The fish makes gourmets rejoice. Smoked-salmon quiche, grilled salmon with lime butter sauce, salmon sushi, poached salmon fillets with dill crème fraîche -- really the choices with salmon are endless and delicious.
The omega-3-fatty-acid-rich fish is also coveted for its health benefits. And, if you're looking for protein, eating salmon seems a great alternative to industrial-produced meat in the U.S. But somehow this dream fish has become a nightmare. As it turns out, farmed salmon comes with its own set of environmental and health issues -- threatening wild salmon populations, becoming harbingers of disease, and contaminating the oceans with antibiotics and toxic chemicals. And if you're eating salmon in the U.S., the chances are very good that it's farm raised.
Only about 10 percent of salmon on the market in the U.S. is actually wild these days Alex Trent, executive director of the industry group Salmon of the Americas, told the New York Times.

| Extracted entries |
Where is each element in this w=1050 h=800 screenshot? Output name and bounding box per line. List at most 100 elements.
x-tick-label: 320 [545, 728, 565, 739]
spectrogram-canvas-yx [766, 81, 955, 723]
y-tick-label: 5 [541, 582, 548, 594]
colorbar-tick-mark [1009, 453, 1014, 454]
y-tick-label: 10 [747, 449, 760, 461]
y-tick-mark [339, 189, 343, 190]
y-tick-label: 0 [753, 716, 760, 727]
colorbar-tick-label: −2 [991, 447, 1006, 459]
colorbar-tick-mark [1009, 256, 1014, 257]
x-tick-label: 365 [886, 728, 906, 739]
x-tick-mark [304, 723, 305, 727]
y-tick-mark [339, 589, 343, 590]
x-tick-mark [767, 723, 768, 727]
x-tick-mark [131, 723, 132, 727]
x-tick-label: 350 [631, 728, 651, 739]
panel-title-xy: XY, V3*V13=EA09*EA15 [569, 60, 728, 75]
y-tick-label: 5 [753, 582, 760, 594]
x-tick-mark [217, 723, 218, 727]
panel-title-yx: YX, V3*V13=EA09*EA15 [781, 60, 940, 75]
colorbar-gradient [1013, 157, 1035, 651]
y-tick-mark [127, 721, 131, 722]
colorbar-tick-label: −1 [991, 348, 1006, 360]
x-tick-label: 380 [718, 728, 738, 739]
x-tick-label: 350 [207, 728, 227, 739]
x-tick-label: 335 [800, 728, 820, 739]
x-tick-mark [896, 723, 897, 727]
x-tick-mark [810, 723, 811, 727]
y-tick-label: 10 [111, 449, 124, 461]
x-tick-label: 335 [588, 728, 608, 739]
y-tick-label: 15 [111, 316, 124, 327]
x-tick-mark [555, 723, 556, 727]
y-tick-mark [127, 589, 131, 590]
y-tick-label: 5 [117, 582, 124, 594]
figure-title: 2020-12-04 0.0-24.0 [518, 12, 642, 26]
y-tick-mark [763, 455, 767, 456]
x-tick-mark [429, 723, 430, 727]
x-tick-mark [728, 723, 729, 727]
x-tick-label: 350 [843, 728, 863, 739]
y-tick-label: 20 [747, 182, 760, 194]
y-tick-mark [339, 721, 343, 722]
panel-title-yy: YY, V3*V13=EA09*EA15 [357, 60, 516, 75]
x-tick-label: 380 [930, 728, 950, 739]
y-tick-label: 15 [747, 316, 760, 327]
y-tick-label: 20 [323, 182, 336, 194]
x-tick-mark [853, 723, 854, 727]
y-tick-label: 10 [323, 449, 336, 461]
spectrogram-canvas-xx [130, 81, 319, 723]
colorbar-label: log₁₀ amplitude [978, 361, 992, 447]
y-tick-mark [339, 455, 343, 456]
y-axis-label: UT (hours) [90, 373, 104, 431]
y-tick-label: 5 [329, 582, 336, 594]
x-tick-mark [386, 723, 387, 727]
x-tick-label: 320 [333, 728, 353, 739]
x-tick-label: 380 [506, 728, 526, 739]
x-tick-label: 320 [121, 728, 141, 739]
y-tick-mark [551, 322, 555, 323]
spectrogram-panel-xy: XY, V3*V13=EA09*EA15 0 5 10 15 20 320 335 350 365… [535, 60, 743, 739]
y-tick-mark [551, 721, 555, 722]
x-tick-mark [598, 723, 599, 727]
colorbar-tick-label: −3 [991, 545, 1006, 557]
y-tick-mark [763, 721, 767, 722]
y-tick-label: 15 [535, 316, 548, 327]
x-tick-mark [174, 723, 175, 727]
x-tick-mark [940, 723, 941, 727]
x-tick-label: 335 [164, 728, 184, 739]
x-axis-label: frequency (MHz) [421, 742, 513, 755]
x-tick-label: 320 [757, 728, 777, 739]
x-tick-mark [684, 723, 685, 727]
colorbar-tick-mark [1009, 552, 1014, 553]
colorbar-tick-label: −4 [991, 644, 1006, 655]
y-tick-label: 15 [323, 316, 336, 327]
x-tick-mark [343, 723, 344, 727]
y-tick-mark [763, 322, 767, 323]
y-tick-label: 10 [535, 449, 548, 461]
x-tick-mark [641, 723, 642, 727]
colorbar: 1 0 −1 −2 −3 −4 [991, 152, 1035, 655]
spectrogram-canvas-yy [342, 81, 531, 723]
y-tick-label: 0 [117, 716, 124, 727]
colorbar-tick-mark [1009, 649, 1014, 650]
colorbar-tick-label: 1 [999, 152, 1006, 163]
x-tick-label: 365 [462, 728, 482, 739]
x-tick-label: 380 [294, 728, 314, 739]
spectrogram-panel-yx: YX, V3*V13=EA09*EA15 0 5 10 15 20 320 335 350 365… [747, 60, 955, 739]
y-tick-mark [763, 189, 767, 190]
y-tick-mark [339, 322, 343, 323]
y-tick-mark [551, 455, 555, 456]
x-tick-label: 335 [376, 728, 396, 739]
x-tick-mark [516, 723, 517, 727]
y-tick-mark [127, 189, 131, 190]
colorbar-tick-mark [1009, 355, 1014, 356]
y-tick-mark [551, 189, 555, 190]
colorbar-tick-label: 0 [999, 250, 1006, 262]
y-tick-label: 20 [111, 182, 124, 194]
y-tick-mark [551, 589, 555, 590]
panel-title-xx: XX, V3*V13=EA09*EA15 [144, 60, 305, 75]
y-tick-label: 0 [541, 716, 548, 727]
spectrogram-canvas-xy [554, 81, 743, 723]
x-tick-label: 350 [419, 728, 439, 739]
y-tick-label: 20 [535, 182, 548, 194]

| Task list |
[1] According to the salmon article, what does farmed salmon contaminate the oceans with?
[2] Reproduce the part of the salmon article starting with "The fish makes" and going on through "it's farm raised.".
The data above comes from a different source than the salmon article.

| Answers provided |
[1] Antibiotics and toxic chemicals.

[2]
The fish makes gourmets rejoice. Smoked-salmon quiche, grilled salmon with lime butter sauce, salmon sushi, poached salmon fillets with dill crème fraîche -- really the choices with salmon are endless and delicious.
The omega-3-fatty-acid-rich fish is also coveted for its health benefits. And, if you're looking for protein, eating salmon seems a great alternative to industrial-produced meat in the U.S. But somehow this dream fish has become a nightmare. As it turns out, farmed salmon comes with its own set of environmental and health issues -- threatening wild salmon populations, becoming harbingers of disease, and contaminating the oceans with antibiotics and toxic chemicals. And if you're eating salmon in the U.S., the chances are very good that it's farm raised.